What is required:
Look below for the line that contains "What text is on this page?", then quote it and all the lines after it, exactly, with the pictures left out.
-- begin Recorded data --
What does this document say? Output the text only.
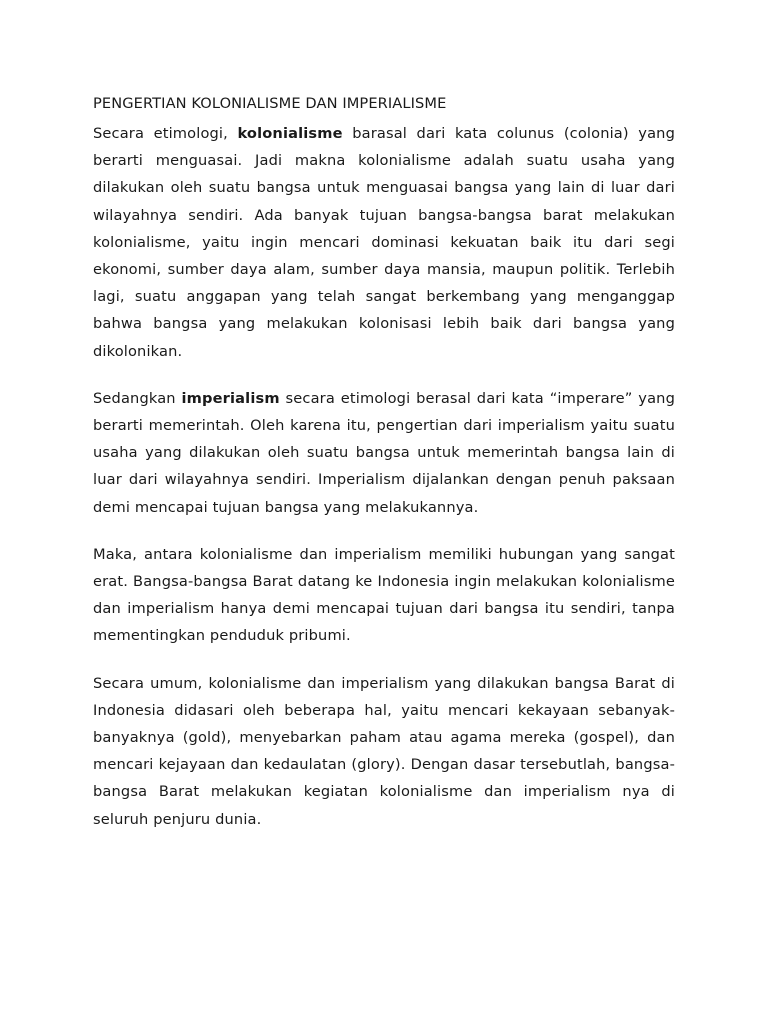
PENGERTIAN KOLONIALISME DAN IMPERIALISME

Secara etimologi, kolonialisme barasal dari kata colunus (colonia) yang berarti menguasai. Jadi makna kolonialisme adalah suatu usaha yang dilakukan oleh suatu bangsa untuk menguasai bangsa yang lain di luar dari wilayahnya sendiri. Ada banyak tujuan bangsa-bangsa barat melakukan kolonialisme, yaitu ingin mencari dominasi kekuatan baik itu dari segi ekonomi, sumber daya alam, sumber daya mansia, maupun politik. Terlebih lagi, suatu anggapan yang telah sangat berkembang yang menganggap bahwa bangsa yang melakukan kolonisasi lebih baik dari bangsa yang dikolonikan.

Sedangkan imperialism secara etimologi berasal dari kata “imperare” yang berarti memerintah. Oleh karena itu, pengertian dari imperialism yaitu suatu usaha yang dilakukan oleh suatu bangsa untuk memerintah bangsa lain di luar dari wilayahnya sendiri. Imperialism dijalankan dengan penuh paksaan demi mencapai tujuan bangsa yang melakukannya.

Maka, antara kolonialisme dan imperialism memiliki hubungan yang sangat erat. Bangsa-bangsa Barat datang ke Indonesia ingin melakukan kolonialisme dan imperialism hanya demi mencapai tujuan dari bangsa itu sendiri, tanpa mementingkan penduduk pribumi.

Secara umum, kolonialisme dan imperialism yang dilakukan bangsa Barat di Indonesia didasari oleh beberapa hal, yaitu mencari kekayaan sebanyak-banyaknya (gold), menyebarkan paham atau agama mereka (gospel), dan mencari kejayaan dan kedaulatan (glory). Dengan dasar tersebutlah, bangsa-bangsa Barat melakukan kegiatan kolonialisme dan imperialism nya di seluruh penjuru dunia.
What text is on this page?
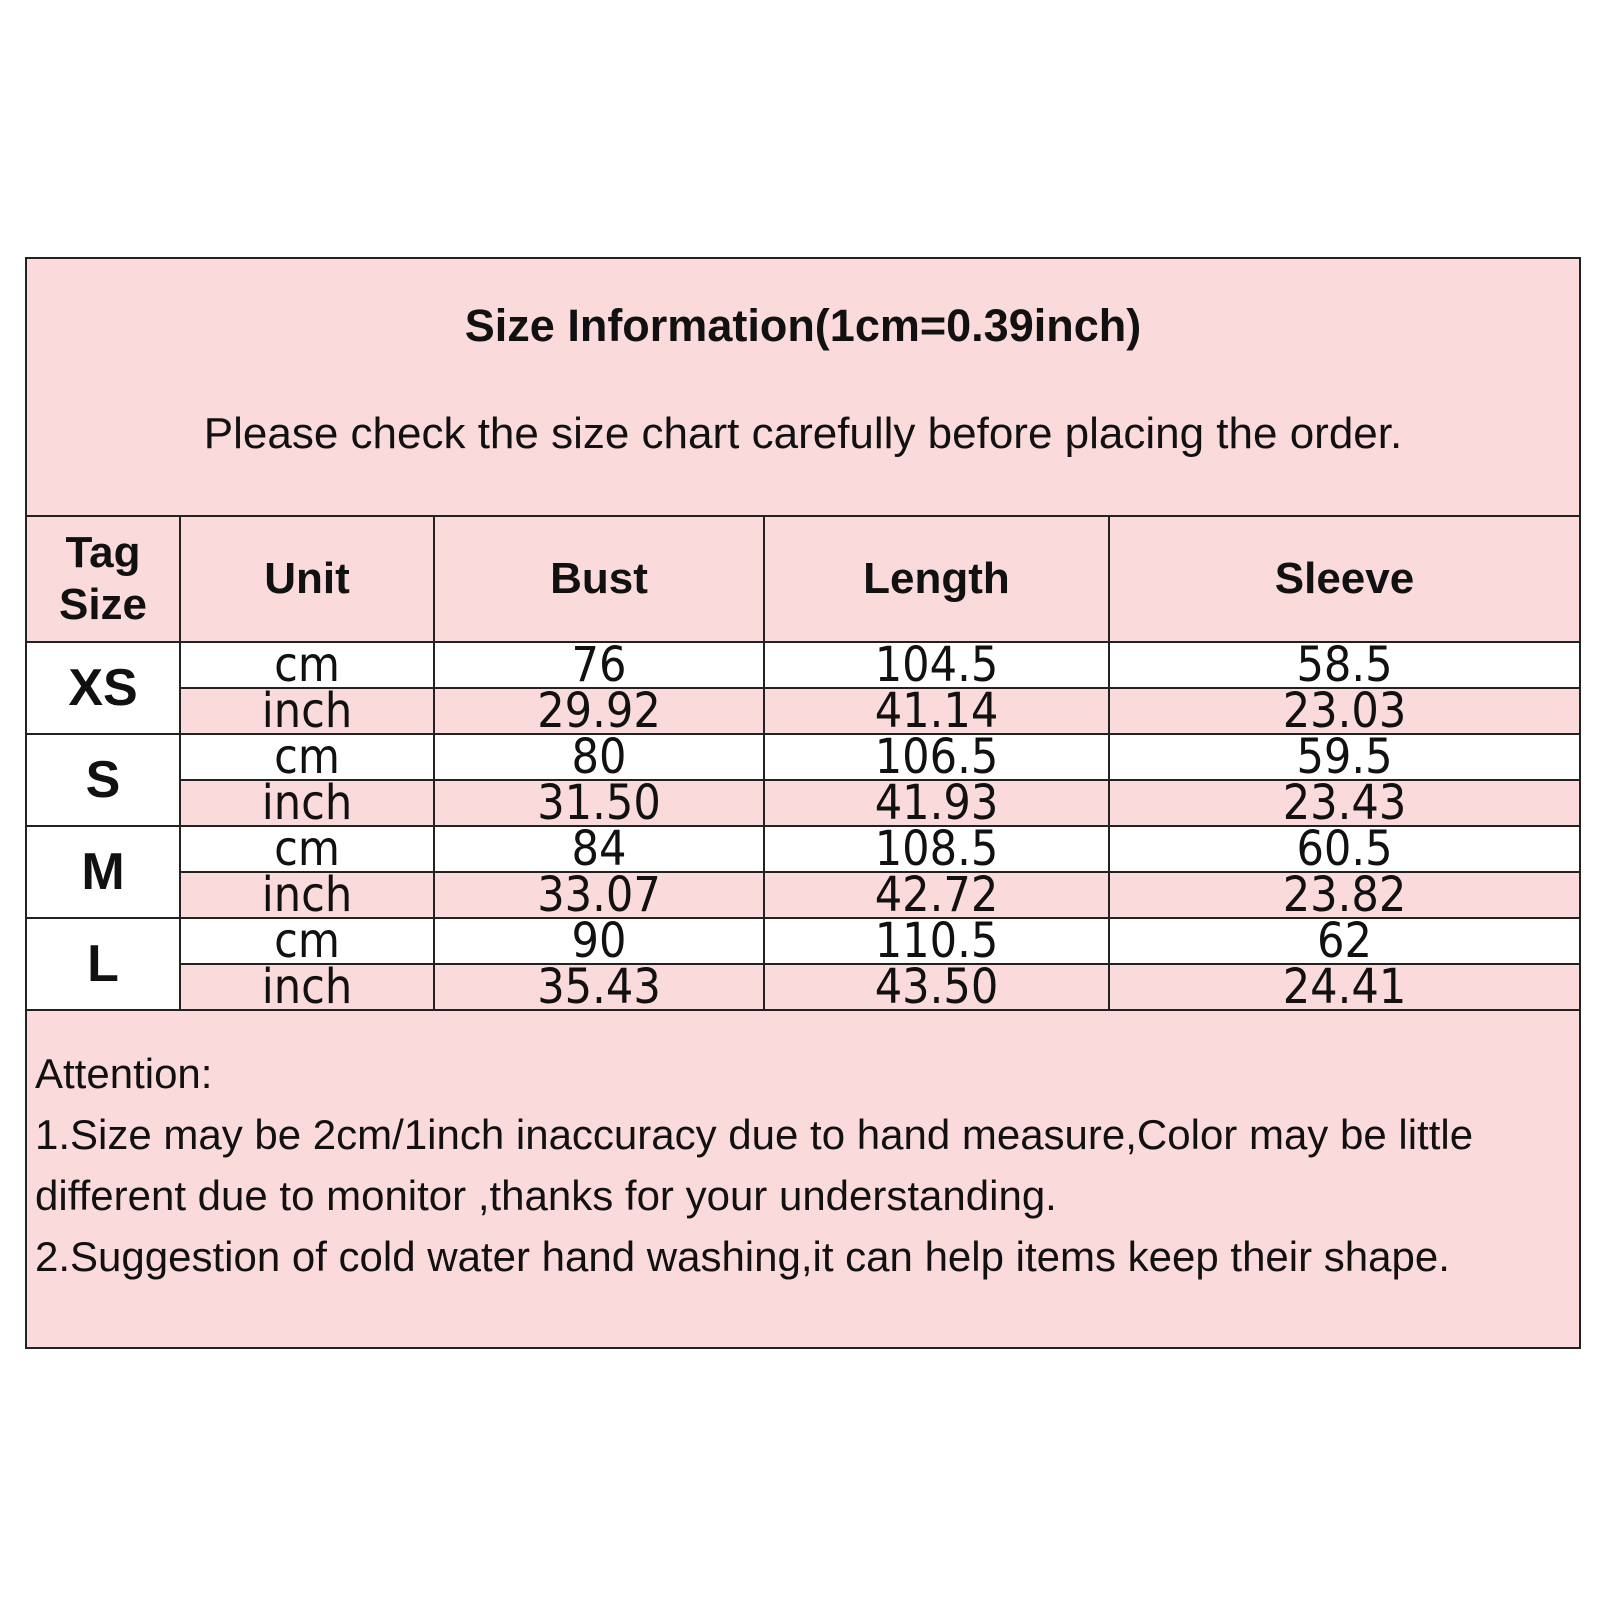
Size Information(1cm=0.39inch)
Please check the size chart carefully before placing the order.
Tag
Size	Unit	Bust	Length	Sleeve
XS	cm	76	104.5	58.5
	inch	29.92	41.14	23.03
S	cm	80	106.5	59.5
	inch	31.50	41.93	23.43
M	cm	84	108.5	60.5
	inch	33.07	42.72	23.82
L	cm	90	110.5	62
	inch	35.43	43.50	24.41
Attention:
1.Size may be 2cm/1inch inaccuracy due to hand measure,Color may be little different due to monitor ,thanks for your understanding.
2.Suggestion of cold water hand washing,it can help items keep their shape.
-- end Recorded data --
Output below:
What text is on this page?
Size Information(1cm=0.39inch)
Please check the size chart carefully before placing the order.
Tag
Size	Unit	Bust	Length	Sleeve
XS	cm	76	104.5	58.5
	inch	29.92	41.14	23.03
S	cm	80	106.5	59.5
	inch	31.50	41.93	23.43
M	cm	84	108.5	60.5
	inch	33.07	42.72	23.82
L	cm	90	110.5	62
	inch	35.43	43.50	24.41
Attention:
1.Size may be 2cm/1inch inaccuracy due to hand measure,Color may be little different due to monitor ,thanks for your understanding.
2.Suggestion of cold water hand washing,it can help items keep their shape.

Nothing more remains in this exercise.